> _Exercise task_: In the pipeline stages page, which configuration file holds the population definitions and scenario variants?

Skip to content

Pipeline Stages

The pipeline orchestrates computational workloads through three sequential stages. Each stage serves a specific purpose in transforming experiment configurations into final results.

Overview

graph LR
    subgraph "Stage A: Builder"
        A[Single Task<br/>5-15 min]
    end

    subgraph "Stage B: Runner"
        B[N Parallel Tasks<br/>Minutes to Hours]
    end

    subgraph "Stage C: Output"
        C[Single Task<br/>5-30 min]
    end

    YAML[Config YAMLs] --> A
    A -->|N .pkl files| STORAGE1[(Storage)]
    STORAGE1 --> B
    B -->|N .pkl files| STORAGE2[(Storage)]
    STORAGE2 --> C
    C -->|CSV/PDF| RESULTS[Results]

    style A fill:#4285f4,color:#fff
    style B fill:#34a853,color:#fff
    style C fill:#fbbc04,color:#000
  • Stage A (Builder): Reads YAML configs, builds EpiModel objects for each population, and generates N task input files
  • Stage B (Runner): Executes N simulations/calibrations in parallel
  • Stage C (Output): Aggregates results into formatted outputs

Stage A: Builder

Purpose

Reads experiment YAML configuration files, constructs model objects for each population, and packages them into self-contained task inputs that Stage B can execute in parallel.

What It Does

Input Files Read:

  • basemodel.yaml - Model structure (compartments, transitions, parameters, populations)
  • modelset.yaml - Population definitions and scenario variants; contains calibration or sampling settings depending on workflow type (optional)
  • output.yaml - Output generation settings (optional)

> _Data block_:
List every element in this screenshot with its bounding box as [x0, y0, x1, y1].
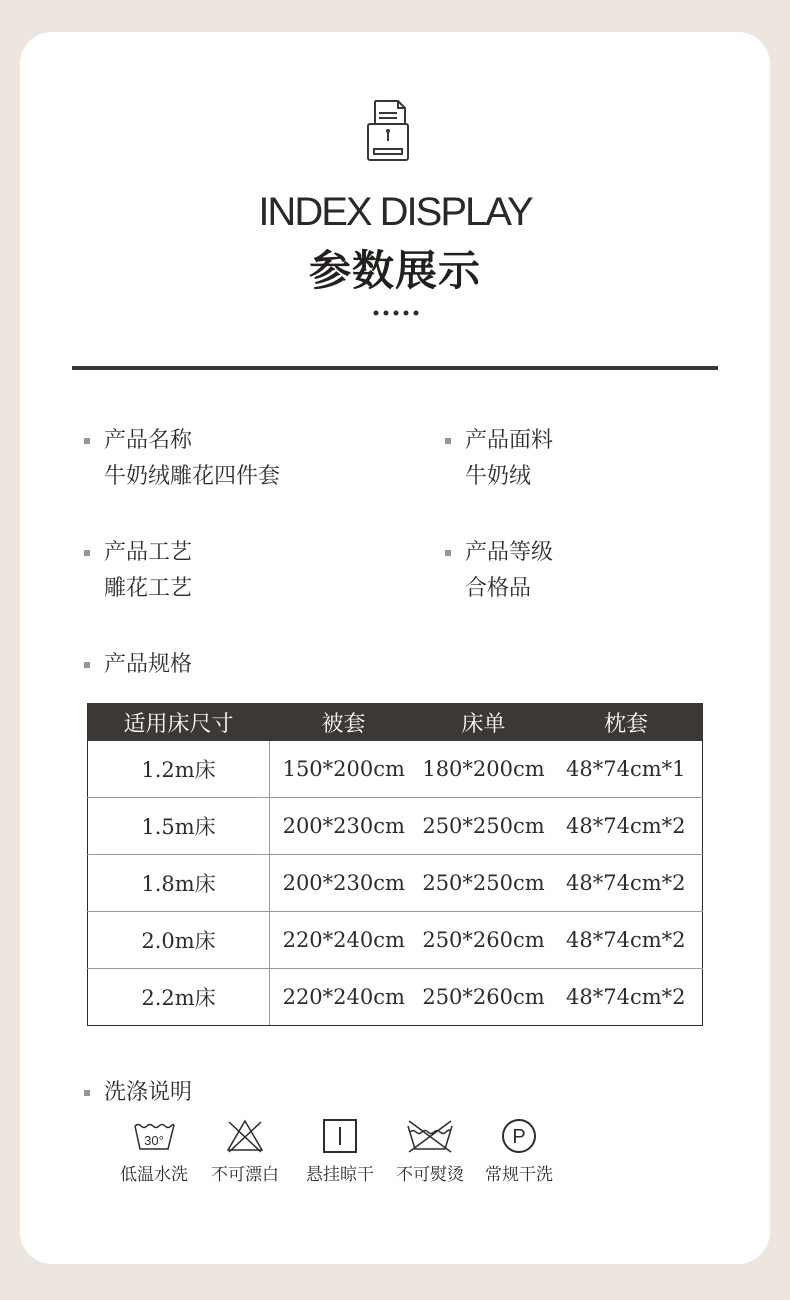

> _Answer_: modelset.yaml